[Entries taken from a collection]
##########
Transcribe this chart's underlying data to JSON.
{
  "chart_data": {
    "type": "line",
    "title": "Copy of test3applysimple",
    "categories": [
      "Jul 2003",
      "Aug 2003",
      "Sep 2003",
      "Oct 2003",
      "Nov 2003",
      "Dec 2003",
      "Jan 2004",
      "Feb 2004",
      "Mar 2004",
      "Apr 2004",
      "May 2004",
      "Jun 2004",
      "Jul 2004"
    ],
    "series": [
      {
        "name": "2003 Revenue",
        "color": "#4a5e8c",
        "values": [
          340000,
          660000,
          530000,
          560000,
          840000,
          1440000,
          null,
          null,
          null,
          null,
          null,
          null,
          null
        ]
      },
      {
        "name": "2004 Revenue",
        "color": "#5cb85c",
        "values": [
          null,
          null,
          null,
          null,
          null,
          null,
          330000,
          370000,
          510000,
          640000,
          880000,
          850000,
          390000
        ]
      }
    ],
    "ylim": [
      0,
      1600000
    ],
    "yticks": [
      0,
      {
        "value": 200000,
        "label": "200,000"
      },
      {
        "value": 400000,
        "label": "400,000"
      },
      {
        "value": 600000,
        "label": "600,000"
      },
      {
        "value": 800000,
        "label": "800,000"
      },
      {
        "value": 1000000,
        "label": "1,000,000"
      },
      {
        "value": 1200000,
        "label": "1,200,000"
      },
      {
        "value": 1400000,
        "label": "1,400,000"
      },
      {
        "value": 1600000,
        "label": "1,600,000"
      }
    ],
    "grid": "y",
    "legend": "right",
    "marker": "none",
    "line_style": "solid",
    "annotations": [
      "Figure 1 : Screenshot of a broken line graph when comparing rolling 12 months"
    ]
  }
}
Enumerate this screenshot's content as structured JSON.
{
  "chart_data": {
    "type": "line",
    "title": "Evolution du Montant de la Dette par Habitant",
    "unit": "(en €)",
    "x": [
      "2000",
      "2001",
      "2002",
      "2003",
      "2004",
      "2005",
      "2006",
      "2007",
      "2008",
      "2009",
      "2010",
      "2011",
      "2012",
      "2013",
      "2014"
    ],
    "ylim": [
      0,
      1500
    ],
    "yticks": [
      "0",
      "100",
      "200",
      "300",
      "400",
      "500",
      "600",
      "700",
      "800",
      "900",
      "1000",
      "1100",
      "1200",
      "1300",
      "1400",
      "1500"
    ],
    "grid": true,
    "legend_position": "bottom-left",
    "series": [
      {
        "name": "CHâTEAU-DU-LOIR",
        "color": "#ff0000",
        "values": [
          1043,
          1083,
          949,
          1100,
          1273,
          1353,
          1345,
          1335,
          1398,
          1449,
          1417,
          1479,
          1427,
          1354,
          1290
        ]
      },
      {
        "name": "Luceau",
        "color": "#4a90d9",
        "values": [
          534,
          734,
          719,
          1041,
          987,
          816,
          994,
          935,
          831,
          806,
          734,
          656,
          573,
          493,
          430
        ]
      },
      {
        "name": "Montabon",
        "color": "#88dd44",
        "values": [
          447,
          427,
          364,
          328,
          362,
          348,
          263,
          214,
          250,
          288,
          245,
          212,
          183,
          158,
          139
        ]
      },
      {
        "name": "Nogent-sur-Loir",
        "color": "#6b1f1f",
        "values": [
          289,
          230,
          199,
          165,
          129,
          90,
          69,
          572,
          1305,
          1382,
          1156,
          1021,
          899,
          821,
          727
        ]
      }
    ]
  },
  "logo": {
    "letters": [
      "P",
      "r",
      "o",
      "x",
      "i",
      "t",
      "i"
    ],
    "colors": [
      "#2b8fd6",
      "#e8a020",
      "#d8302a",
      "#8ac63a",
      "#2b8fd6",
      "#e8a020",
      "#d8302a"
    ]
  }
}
##########
* [Exercise instructions]
Transcribe every entry verbatim.

* [The result]
Transcribe this chart's underlying data to JSON.
{
  "chart_data": {
    "type": "line",
    "title": "Copy of test3applysimple",
    "categories": [
      "Jul 2003",
      "Aug 2003",
      "Sep 2003",
      "Oct 2003",
      "Nov 2003",
      "Dec 2003",
      "Jan 2004",
      "Feb 2004",
      "Mar 2004",
      "Apr 2004",
      "May 2004",
      "Jun 2004",
      "Jul 2004"
    ],
    "series": [
      {
        "name": "2003 Revenue",
        "color": "#4a5e8c",
        "values": [
          340000,
          660000,
          530000,
          560000,
          840000,
          1440000,
          null,
          null,
          null,
          null,
          null,
          null,
          null
        ]
      },
      {
        "name": "2004 Revenue",
        "color": "#5cb85c",
        "values": [
          null,
          null,
          null,
          null,
          null,
          null,
          330000,
          370000,
          510000,
          640000,
          880000,
          850000,
          390000
        ]
      }
    ],
    "ylim": [
      0,
      1600000
    ],
    "yticks": [
      0,
      {
        "value": 200000,
        "label": "200,000"
      },
      {
        "value": 400000,
        "label": "400,000"
      },
      {
        "value": 600000,
        "label": "600,000"
      },
      {
        "value": 800000,
        "label": "800,000"
      },
      {
        "value": 1000000,
        "label": "1,000,000"
      },
      {
        "value": 1200000,
        "label": "1,200,000"
      },
      {
        "value": 1400000,
        "label": "1,400,000"
      },
      {
        "value": 1600000,
        "label": "1,600,000"
      }
    ],
    "grid": "y",
    "legend": "right",
    "marker": "none",
    "line_style": "solid",
    "annotations": [
      "Figure 1 : Screenshot of a broken line graph when comparing rolling 12 months"
    ]
  }
}
Enumerate this screenshot's content as structured JSON.
{
  "chart_data": {
    "type": "line",
    "title": "Evolution du Montant de la Dette par Habitant",
    "unit": "(en €)",
    "x": [
      "2000",
      "2001",
      "2002",
      "2003",
      "2004",
      "2005",
      "2006",
      "2007",
      "2008",
      "2009",
      "2010",
      "2011",
      "2012",
      "2013",
      "2014"
    ],
    "ylim": [
      0,
      1500
    ],
    "yticks": [
      "0",
      "100",
      "200",
      "300",
      "400",
      "500",
      "600",
      "700",
      "800",
      "900",
      "1000",
      "1100",
      "1200",
      "1300",
      "1400",
      "1500"
    ],
    "grid": true,
    "legend_position": "bottom-left",
    "series": [
      {
        "name": "CHâTEAU-DU-LOIR",
        "color": "#ff0000",
        "values": [
          1043,
          1083,
          949,
          1100,
          1273,
          1353,
          1345,
          1335,
          1398,
          1449,
          1417,
          1479,
          1427,
          1354,
          1290
        ]
      },
      {
        "name": "Luceau",
        "color": "#4a90d9",
        "values": [
          534,
          734,
          719,
          1041,
          987,
          816,
          994,
          935,
          831,
          806,
          734,
          656,
          573,
          493,
          430
        ]
      },
      {
        "name": "Montabon",
        "color": "#88dd44",
        "values": [
          447,
          427,
          364,
          328,
          362,
          348,
          263,
          214,
          250,
          288,
          245,
          212,
          183,
          158,
          139
        ]
      },
      {
        "name": "Nogent-sur-Loir",
        "color": "#6b1f1f",
        "values": [
          289,
          230,
          199,
          165,
          129,
          90,
          69,
          572,
          1305,
          1382,
          1156,
          1021,
          899,
          821,
          727
        ]
      }
    ]
  },
  "logo": {
    "letters": [
      "P",
      "r",
      "o",
      "x",
      "i",
      "t",
      "i"
    ],
    "colors": [
      "#2b8fd6",
      "#e8a020",
      "#d8302a",
      "#8ac63a",
      "#2b8fd6",
      "#e8a020",
      "#d8302a"
    ]
  }
}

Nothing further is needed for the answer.